• [What you will do]:
1: In the thread about despair, in what city was the person with the ruptured disk living alone in the '80s?
2: Continue the thread about despair from its last reply.

• [Page text]:
======

Yes, when I went through a very bad divorce.
Losing everything, extreme financial stress.
That is long over and it was a humbling experience.
Living alone in Phoenix in the ‘80s, I was confined to my apartment with a ruptured disk. I couldn’t get out of bed without help, and I had no one to help me except once a day. I remember vividly lying awake one night in excruciating pain, weeping uncontrollably, absolutely certain my life was over. It wasn’t, of course, and thank God, I’ve never suffered such hopelessness since.
Yes. It nearly killed me. I went down to skeleton size, my hair started falling out, and I’ll never be the same person again. I recovered, but barely.
Yes, but I had one mitigating fact and that was a child to care for. When I lost my first husband, I was a zombie for nearly a year, with my family to take care of me, but my baby was what kept me going.
Ok, what the fuck is “true despair”? Is there a false despair out there? I been depressed since 6. A masochist on and off since then. Now I drink. I just try to live one damn day at a time, my goal is to make it to 30. If feel if I can make it that far, I’ll be good, I’ll get to die old. That would be nice, in my sleep, & natural causes.
Pain sucks. Learning to control it is, everything. Being stoic and compassionate, is the trick isn’t it? I think everyone has it rough, everyone has true despair, but some people are lucky enough to write about it while others can’t. What gets me through each day is, I want to help do a small part, my small part to help the world be a better place to live, for other earthlings. Because as much as I hate, I love so much more.
@everephebe I put the word True in the question because there are people that exists that have view askew views on what they would consider despair, but now that I think about it, if they were that warped they’d just disregard it anyway. My bad, I guess?
No, no, it’s cool. I think I understand @Axemusica. It just makes me question what you regard as legitimate despair. I mean, I have access to running water, electricity, and get to eat each day, – which makes me pretty damn privileged, at least in comparison to, well, much of the world. I didn’t and don’t understand exactly what qualifies for true despair these days. I’m not peachy keen, does that count?

======

(Data records)
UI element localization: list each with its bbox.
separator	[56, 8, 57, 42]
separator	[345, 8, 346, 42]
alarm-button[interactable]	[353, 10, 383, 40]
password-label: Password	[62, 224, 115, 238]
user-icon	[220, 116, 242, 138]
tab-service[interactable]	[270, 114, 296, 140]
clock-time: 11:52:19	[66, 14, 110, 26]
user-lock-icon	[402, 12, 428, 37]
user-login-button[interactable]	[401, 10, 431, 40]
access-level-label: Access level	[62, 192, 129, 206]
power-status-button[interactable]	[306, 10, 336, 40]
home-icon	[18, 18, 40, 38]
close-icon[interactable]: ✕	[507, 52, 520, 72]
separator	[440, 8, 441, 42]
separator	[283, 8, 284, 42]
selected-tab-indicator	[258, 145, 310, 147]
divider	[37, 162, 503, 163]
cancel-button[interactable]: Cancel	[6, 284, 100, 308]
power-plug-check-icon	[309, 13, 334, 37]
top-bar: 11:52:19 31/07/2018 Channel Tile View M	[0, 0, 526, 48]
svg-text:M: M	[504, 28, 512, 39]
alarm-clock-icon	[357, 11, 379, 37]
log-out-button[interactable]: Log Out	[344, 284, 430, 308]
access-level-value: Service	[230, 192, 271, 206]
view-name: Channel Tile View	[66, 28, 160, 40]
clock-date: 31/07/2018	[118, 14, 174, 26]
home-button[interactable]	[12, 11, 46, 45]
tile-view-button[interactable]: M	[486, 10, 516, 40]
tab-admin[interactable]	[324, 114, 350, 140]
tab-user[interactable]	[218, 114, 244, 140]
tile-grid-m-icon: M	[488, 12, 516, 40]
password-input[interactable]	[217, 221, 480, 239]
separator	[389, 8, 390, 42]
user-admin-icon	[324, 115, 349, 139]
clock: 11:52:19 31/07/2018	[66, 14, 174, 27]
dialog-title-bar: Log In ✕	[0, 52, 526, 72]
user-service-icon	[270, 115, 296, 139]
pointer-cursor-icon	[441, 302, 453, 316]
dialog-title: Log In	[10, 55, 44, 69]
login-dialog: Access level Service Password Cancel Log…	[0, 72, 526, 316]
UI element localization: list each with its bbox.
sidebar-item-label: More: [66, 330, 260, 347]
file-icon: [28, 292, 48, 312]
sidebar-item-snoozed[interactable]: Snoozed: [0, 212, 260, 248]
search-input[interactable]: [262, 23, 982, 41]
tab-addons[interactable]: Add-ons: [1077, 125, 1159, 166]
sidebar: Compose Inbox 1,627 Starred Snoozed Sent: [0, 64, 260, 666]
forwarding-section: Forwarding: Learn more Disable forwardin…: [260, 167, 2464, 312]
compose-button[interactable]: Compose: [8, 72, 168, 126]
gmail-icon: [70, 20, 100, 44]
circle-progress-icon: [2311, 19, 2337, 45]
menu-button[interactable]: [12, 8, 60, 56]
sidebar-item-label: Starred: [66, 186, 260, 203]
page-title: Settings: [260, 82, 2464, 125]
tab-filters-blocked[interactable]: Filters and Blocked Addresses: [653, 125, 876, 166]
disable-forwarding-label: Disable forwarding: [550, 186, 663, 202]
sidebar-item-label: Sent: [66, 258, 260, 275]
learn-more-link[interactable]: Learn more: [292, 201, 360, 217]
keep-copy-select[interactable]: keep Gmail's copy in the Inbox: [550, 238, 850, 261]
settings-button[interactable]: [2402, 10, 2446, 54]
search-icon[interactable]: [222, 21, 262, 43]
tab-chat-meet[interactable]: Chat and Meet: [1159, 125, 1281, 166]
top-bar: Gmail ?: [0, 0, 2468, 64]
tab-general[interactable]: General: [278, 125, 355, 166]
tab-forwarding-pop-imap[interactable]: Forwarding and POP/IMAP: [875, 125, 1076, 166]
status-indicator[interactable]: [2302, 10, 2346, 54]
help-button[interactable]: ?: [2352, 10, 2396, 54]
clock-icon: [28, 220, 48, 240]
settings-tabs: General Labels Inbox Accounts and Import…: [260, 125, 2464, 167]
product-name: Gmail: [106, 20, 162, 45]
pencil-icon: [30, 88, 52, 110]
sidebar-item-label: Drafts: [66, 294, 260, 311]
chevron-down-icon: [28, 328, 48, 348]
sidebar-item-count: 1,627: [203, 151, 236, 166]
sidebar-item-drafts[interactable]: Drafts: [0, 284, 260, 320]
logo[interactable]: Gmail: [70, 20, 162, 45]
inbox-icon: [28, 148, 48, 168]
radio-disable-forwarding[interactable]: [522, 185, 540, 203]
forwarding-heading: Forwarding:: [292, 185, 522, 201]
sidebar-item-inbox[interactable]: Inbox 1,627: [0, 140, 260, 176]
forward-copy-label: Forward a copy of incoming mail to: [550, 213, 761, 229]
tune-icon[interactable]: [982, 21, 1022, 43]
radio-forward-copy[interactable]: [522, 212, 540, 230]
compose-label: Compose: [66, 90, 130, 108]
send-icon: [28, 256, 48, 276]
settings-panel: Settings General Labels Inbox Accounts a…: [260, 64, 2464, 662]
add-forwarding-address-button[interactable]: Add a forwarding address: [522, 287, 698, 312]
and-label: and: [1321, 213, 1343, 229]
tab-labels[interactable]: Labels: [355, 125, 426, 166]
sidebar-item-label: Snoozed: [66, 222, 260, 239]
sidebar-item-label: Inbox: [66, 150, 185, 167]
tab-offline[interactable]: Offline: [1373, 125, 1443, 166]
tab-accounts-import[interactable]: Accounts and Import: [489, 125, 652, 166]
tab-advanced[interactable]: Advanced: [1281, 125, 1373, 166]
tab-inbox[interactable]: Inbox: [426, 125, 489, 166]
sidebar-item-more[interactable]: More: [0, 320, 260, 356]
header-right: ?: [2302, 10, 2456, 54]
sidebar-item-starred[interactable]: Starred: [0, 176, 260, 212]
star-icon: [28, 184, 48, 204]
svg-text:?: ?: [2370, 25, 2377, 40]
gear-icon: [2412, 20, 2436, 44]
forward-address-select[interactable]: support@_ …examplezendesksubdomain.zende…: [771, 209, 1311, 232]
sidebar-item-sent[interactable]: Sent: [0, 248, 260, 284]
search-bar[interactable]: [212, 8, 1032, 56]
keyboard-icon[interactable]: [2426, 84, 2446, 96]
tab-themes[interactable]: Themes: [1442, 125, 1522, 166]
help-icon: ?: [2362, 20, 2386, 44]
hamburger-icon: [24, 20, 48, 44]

======

• [Task-by-task outputs]:
1: Phoenix

2:
@everephebe well, don’t worry, so far all these quips seem to validate having felt despair. :) So I guess to it’s safe to say that I’m not one of these people that have this veil over my eyes.
My entire childhood was full of despair. Most of you know my story… sexually abused for 13 years, yadda yadda. The first time I ever had a suicidal thought I was only 5 years old. I had a few good years in my middle teens, and then it was back. I struggled with massive depression, panic attacks, and suicidal tendencies for many, many years. Therapy and medication have given me a new lease on life, and I am eternally grateful for that.
There was a time in my life that I was faceing 15–50 years in prison. It was from a charge of Child sexual abuse by my ex-wife.. I didn’t see my children for 5 years.
Talk about despair. I was acquitted in court, and my now ex- wife was made a fool of by my attornary.
I remember one bad night as a student when I had stayed up late studying for an important exam drinking coffee and when I eventually went to bed I simply couldn’t sleep. I lay awake and alone for endless hours in the dark trying desperately to sleep and worrying that I would be such a wreck in the morning that I would fail the exam. I don’t think I slept a wink that night but the next morning I sat the exam which I later passed. I rarely drink coffee now.